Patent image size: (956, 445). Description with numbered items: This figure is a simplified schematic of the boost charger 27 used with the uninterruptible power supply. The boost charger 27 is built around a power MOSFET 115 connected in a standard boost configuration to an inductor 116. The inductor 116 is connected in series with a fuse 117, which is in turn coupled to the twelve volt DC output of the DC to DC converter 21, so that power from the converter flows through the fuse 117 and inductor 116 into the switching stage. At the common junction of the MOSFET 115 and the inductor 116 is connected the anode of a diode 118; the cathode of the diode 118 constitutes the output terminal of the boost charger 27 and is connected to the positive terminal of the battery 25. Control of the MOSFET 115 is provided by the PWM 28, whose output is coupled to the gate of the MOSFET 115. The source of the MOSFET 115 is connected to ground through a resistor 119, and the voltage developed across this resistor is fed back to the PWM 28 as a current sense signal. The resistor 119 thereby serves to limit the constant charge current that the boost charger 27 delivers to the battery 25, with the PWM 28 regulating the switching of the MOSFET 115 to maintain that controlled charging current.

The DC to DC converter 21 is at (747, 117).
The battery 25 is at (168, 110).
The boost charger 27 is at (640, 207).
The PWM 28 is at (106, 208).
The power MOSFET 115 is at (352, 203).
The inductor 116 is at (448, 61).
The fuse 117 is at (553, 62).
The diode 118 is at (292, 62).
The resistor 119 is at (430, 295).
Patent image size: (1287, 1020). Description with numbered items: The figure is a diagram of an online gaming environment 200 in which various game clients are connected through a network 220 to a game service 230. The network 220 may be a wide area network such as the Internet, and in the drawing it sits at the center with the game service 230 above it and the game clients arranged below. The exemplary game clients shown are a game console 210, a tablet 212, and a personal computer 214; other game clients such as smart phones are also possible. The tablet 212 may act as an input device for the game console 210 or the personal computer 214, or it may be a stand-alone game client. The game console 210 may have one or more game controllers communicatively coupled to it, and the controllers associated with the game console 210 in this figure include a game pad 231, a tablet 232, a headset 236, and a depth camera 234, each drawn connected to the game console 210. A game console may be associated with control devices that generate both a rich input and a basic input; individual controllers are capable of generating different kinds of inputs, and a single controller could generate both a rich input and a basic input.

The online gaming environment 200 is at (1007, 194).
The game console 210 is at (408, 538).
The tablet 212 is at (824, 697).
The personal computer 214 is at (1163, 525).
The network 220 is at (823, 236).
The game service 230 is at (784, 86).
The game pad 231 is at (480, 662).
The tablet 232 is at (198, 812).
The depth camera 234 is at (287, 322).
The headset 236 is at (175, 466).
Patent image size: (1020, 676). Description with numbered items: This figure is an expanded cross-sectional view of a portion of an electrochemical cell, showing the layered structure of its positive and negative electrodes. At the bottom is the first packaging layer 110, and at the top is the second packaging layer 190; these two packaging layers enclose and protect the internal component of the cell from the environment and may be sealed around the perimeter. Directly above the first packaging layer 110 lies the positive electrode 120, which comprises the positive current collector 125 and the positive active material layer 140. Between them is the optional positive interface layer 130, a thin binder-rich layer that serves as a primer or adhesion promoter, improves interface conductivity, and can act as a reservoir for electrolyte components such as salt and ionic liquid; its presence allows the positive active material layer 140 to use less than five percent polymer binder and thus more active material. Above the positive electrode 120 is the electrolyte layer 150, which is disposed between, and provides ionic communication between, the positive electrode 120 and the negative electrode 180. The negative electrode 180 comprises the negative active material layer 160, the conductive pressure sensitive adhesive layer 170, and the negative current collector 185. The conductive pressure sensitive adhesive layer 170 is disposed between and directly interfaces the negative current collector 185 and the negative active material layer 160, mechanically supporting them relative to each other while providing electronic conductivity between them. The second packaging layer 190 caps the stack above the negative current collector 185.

**Stated problem:**
Copy every one of the lines above word for word, with no changes.

**Solved problem:**
Patent image size: (956, 445). Description with numbered items: This figure is a simplified schematic of the boost charger 27 used with the uninterruptible power supply. The boost charger 27 is built around a power MOSFET 115 connected in a standard boost configuration to an inductor 116. The inductor 116 is connected in series with a fuse 117, which is in turn coupled to the twelve volt DC output of the DC to DC converter 21, so that power from the converter flows through the fuse 117 and inductor 116 into the switching stage. At the common junction of the MOSFET 115 and the inductor 116 is connected the anode of a diode 118; the cathode of the diode 118 constitutes the output terminal of the boost charger 27 and is connected to the positive terminal of the battery 25. Control of the MOSFET 115 is provided by the PWM 28, whose output is coupled to the gate of the MOSFET 115. The source of the MOSFET 115 is connected to ground through a resistor 119, and the voltage developed across this resistor is fed back to the PWM 28 as a current sense signal. The resistor 119 thereby serves to limit the constant charge current that the boost charger 27 delivers to the battery 25, with the PWM 28 regulating the switching of the MOSFET 115 to maintain that controlled charging current.

The DC to DC converter 21 is at (747, 117).
The battery 25 is at (168, 110).
The boost charger 27 is at (640, 207).
The PWM 28 is at (106, 208).
The power MOSFET 115 is at (352, 203).
The inductor 116 is at (448, 61).
The fuse 117 is at (553, 62).
The diode 118 is at (292, 62).
The resistor 119 is at (430, 295).
Patent image size: (1287, 1020). Description with numbered items: The figure is a diagram of an online gaming environment 200 in which various game clients are connected through a network 220 to a game service 230. The network 220 may be a wide area network such as the Internet, and in the drawing it sits at the center with the game service 230 above it and the game clients arranged below. The exemplary game clients shown are a game console 210, a tablet 212, and a personal computer 214; other game clients such as smart phones are also possible. The tablet 212 may act as an input device for the game console 210 or the personal computer 214, or it may be a stand-alone game client. The game console 210 may have one or more game controllers communicatively coupled to it, and the controllers associated with the game console 210 in this figure include a game pad 231, a tablet 232, a headset 236, and a depth camera 234, each drawn connected to the game console 210. A game console may be associated with control devices that generate both a rich input and a basic input; individual controllers are capable of generating different kinds of inputs, and a single controller could generate both a rich input and a basic input.

The online gaming environment 200 is at (1007, 194).
The game console 210 is at (408, 538).
The tablet 212 is at (824, 697).
The personal computer 214 is at (1163, 525).
The network 220 is at (823, 236).
The game service 230 is at (784, 86).
The game pad 231 is at (480, 662).
The tablet 232 is at (198, 812).
The depth camera 234 is at (287, 322).
The headset 236 is at (175, 466).
Patent image size: (1020, 676). Description with numbered items: This figure is an expanded cross-sectional view of a portion of an electrochemical cell, showing the layered structure of its positive and negative electrodes. At the bottom is the first packaging layer 110, and at the top is the second packaging layer 190; these two packaging layers enclose and protect the internal component of the cell from the environment and may be sealed around the perimeter. Directly above the first packaging layer 110 lies the positive electrode 120, which comprises the positive current collector 125 and the positive active material layer 140. Between them is the optional positive interface layer 130, a thin binder-rich layer that serves as a primer or adhesion promoter, improves interface conductivity, and can act as a reservoir for electrolyte components such as salt and ionic liquid; its presence allows the positive active material layer 140 to use less than five percent polymer binder and thus more active material. Above the positive electrode 120 is the electrolyte layer 150, which is disposed between, and provides ionic communication between, the positive electrode 120 and the negative electrode 180. The negative electrode 180 comprises the negative active material layer 160, the conductive pressure sensitive adhesive layer 170, and the negative current collector 185. The conductive pressure sensitive adhesive layer 170 is disposed between and directly interfaces the negative current collector 185 and the negative active material layer 160, mechanically supporting them relative to each other while providing electronic conductivity between them. The second packaging layer 190 caps the stack above the negative current collector 185.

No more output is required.